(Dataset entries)
>> Start

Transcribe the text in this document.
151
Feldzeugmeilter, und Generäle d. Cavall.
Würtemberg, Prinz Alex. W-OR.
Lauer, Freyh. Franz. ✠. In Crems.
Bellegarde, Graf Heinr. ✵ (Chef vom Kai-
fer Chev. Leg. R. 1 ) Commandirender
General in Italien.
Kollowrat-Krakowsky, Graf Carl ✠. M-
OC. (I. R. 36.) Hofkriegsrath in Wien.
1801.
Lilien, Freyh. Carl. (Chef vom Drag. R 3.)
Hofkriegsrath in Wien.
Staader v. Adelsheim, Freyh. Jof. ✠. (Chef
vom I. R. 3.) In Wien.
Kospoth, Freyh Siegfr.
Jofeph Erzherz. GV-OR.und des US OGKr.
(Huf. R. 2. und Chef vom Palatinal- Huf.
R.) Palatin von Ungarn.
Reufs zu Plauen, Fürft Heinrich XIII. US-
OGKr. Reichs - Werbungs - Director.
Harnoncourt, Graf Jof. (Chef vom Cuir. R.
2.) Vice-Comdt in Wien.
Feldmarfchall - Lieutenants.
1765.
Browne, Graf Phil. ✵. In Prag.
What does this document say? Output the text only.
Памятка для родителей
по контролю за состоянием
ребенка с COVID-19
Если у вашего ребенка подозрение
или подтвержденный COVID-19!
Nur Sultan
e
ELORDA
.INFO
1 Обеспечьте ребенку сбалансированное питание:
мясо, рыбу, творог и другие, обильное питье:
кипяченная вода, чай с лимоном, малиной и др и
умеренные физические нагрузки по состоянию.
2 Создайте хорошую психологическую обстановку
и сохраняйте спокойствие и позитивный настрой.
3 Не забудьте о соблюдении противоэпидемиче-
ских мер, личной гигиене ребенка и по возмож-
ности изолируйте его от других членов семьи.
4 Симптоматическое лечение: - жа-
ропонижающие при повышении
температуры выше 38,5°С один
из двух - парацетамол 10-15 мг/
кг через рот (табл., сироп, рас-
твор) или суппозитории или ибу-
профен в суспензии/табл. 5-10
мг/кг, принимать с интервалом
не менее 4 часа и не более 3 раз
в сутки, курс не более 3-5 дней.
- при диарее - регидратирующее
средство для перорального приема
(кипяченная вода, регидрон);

>> End

Extract every line from the records above that contains the word "кипяченная".

кипяченная вода, чай с лимоном, малиной и др и
(кипяченная вода, регидрон);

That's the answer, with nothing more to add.